PROBLEM REQUIREMENTS - Reproduce every record exactly as it appears, but not the pictures.

DATA SHOWN -
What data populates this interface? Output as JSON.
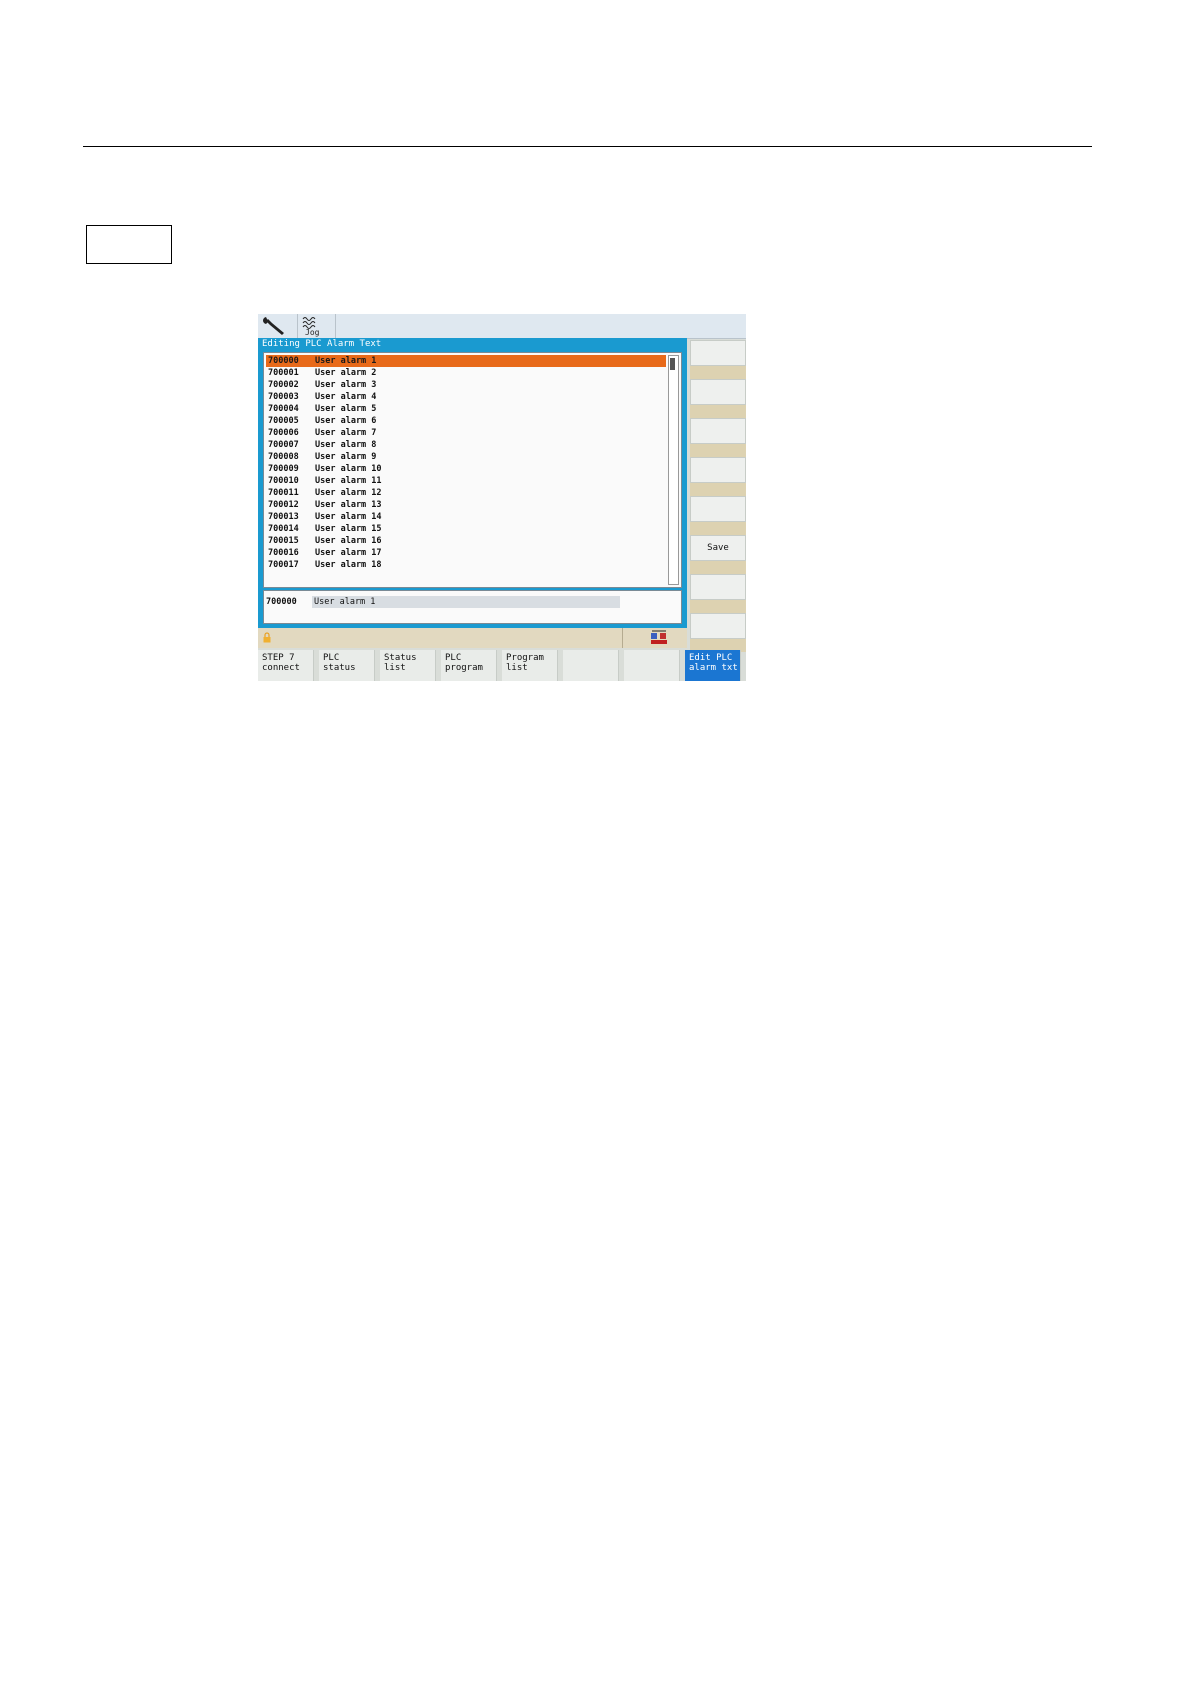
{
  "window": {
    "title": "Editing PLC Alarm Text"
  },
  "topbar": {
    "mode_label": "Jog"
  },
  "alarm_list": [
    {
      "number": "700000",
      "text": "User alarm 1"
    },
    {
      "number": "700001",
      "text": "User alarm 2"
    },
    {
      "number": "700002",
      "text": "User alarm 3"
    },
    {
      "number": "700003",
      "text": "User alarm 4"
    },
    {
      "number": "700004",
      "text": "User alarm 5"
    },
    {
      "number": "700005",
      "text": "User alarm 6"
    },
    {
      "number": "700006",
      "text": "User alarm 7"
    },
    {
      "number": "700007",
      "text": "User alarm 8"
    },
    {
      "number": "700008",
      "text": "User alarm 9"
    },
    {
      "number": "700009",
      "text": "User alarm 10"
    },
    {
      "number": "700010",
      "text": "User alarm 11"
    },
    {
      "number": "700011",
      "text": "User alarm 12"
    },
    {
      "number": "700012",
      "text": "User alarm 13"
    },
    {
      "number": "700013",
      "text": "User alarm 14"
    },
    {
      "number": "700014",
      "text": "User alarm 15"
    },
    {
      "number": "700015",
      "text": "User alarm 16"
    },
    {
      "number": "700016",
      "text": "User alarm 17"
    },
    {
      "number": "700017",
      "text": "User alarm 18"
    }
  ],
  "selected_index": 0,
  "editor": {
    "number": "700000",
    "value": "User alarm 1"
  },
  "vertical_softkeys": [
    "",
    "",
    "",
    "",
    "",
    "Save",
    "",
    ""
  ],
  "horizontal_softkeys": [
    {
      "label": "STEP 7\nconnect",
      "active": false
    },
    {
      "label": "PLC\nstatus",
      "active": false
    },
    {
      "label": "Status\nlist",
      "active": false
    },
    {
      "label": "PLC\nprogram",
      "active": false
    },
    {
      "label": "Program\nlist",
      "active": false
    },
    {
      "label": "",
      "active": false
    },
    {
      "label": "",
      "active": false
    },
    {
      "label": "Edit PLC\nalarm txt",
      "active": true
    }
  ],
  "colors": {
    "selection": "#e86a1a",
    "panel_frame": "#1a9ad0",
    "active_softkey": "#1b76d2"
  },
  "icons": {
    "topbar": [
      "wrench-icon",
      "jog-wave-icon"
    ],
    "statusbar": [
      "lock-icon",
      "channel-flag-icon"
    ]
  }
}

EXERCISE ANSWER -
What data populates this interface? Output as JSON.
{
  "window": {
    "title": "Editing PLC Alarm Text"
  },
  "topbar": {
    "mode_label": "Jog"
  },
  "alarm_list": [
    {
      "number": "700000",
      "text": "User alarm 1"
    },
    {
      "number": "700001",
      "text": "User alarm 2"
    },
    {
      "number": "700002",
      "text": "User alarm 3"
    },
    {
      "number": "700003",
      "text": "User alarm 4"
    },
    {
      "number": "700004",
      "text": "User alarm 5"
    },
    {
      "number": "700005",
      "text": "User alarm 6"
    },
    {
      "number": "700006",
      "text": "User alarm 7"
    },
    {
      "number": "700007",
      "text": "User alarm 8"
    },
    {
      "number": "700008",
      "text": "User alarm 9"
    },
    {
      "number": "700009",
      "text": "User alarm 10"
    },
    {
      "number": "700010",
      "text": "User alarm 11"
    },
    {
      "number": "700011",
      "text": "User alarm 12"
    },
    {
      "number": "700012",
      "text": "User alarm 13"
    },
    {
      "number": "700013",
      "text": "User alarm 14"
    },
    {
      "number": "700014",
      "text": "User alarm 15"
    },
    {
      "number": "700015",
      "text": "User alarm 16"
    },
    {
      "number": "700016",
      "text": "User alarm 17"
    },
    {
      "number": "700017",
      "text": "User alarm 18"
    }
  ],
  "selected_index": 0,
  "editor": {
    "number": "700000",
    "value": "User alarm 1"
  },
  "vertical_softkeys": [
    "",
    "",
    "",
    "",
    "",
    "Save",
    "",
    ""
  ],
  "horizontal_softkeys": [
    {
      "label": "STEP 7\nconnect",
      "active": false
    },
    {
      "label": "PLC\nstatus",
      "active": false
    },
    {
      "label": "Status\nlist",
      "active": false
    },
    {
      "label": "PLC\nprogram",
      "active": false
    },
    {
      "label": "Program\nlist",
      "active": false
    },
    {
      "label": "",
      "active": false
    },
    {
      "label": "",
      "active": false
    },
    {
      "label": "Edit PLC\nalarm txt",
      "active": true
    }
  ],
  "colors": {
    "selection": "#e86a1a",
    "panel_frame": "#1a9ad0",
    "active_softkey": "#1b76d2"
  },
  "icons": {
    "topbar": [
      "wrench-icon",
      "jog-wave-icon"
    ],
    "statusbar": [
      "lock-icon",
      "channel-flag-icon"
    ]
  }
}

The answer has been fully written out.